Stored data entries
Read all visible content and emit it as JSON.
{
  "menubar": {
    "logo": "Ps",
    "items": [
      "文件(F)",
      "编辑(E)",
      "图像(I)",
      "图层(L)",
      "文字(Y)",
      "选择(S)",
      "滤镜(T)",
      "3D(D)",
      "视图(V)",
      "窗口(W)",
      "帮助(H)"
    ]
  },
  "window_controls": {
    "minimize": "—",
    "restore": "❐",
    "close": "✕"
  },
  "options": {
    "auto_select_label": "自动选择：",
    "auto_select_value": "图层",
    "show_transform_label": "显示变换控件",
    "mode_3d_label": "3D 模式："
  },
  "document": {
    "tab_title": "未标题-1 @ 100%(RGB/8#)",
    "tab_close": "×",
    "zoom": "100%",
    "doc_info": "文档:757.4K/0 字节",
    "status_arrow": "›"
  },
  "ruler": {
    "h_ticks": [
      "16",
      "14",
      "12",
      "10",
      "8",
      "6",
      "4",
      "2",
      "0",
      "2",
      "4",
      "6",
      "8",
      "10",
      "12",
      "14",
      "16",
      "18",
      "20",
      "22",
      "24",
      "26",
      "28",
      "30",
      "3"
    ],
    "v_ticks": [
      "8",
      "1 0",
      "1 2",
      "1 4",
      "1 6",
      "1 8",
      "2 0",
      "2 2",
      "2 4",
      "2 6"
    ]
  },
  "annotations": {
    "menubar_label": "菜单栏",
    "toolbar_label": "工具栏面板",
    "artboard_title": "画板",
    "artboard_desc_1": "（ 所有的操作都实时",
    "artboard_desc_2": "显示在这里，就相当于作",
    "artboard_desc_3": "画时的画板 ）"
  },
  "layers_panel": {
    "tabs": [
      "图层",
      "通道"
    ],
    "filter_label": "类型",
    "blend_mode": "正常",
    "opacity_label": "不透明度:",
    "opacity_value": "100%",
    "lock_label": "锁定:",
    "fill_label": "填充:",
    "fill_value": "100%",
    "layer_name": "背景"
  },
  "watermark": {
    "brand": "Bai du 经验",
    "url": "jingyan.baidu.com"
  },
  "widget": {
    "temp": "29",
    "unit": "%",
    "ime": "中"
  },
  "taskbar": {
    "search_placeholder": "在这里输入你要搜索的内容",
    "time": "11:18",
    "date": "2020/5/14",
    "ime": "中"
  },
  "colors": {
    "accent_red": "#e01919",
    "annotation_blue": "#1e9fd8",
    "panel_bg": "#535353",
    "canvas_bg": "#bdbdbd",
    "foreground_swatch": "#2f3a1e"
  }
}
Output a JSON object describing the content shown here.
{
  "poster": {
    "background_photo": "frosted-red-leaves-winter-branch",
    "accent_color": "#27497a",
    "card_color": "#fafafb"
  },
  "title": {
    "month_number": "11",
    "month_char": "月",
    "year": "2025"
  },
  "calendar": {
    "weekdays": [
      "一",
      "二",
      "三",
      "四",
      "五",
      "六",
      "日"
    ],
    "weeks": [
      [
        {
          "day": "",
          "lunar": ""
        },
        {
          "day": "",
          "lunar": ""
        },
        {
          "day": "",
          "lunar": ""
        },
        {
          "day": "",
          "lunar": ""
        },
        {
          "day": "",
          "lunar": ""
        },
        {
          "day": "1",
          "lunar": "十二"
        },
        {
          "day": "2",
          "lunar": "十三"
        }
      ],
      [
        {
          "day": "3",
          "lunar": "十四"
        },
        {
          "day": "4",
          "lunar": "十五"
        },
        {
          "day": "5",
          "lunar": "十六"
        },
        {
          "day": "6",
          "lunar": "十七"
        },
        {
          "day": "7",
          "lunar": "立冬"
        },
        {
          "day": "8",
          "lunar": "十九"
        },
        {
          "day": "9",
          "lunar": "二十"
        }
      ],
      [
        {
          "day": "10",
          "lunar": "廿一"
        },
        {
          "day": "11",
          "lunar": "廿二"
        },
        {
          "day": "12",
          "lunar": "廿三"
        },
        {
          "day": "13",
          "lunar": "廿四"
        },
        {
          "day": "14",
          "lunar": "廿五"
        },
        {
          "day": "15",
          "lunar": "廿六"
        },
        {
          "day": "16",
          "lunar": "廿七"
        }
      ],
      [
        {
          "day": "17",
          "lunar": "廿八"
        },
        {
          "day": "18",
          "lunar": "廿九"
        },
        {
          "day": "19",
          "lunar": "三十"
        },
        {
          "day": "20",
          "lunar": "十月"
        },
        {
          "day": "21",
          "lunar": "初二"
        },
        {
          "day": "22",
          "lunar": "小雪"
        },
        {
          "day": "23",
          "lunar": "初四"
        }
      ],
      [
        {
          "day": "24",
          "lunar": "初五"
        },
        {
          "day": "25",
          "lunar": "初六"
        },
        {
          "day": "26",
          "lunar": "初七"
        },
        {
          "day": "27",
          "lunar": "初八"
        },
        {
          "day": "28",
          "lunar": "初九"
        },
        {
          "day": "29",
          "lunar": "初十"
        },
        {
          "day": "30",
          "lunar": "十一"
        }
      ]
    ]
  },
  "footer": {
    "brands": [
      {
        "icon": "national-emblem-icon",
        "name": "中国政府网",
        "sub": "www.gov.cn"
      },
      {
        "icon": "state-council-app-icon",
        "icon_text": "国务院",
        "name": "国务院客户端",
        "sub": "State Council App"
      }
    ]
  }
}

> _Set task_
In the data above, count the lines where the word "JSON" appears; reply with the number only.

> _Answer to the task_
2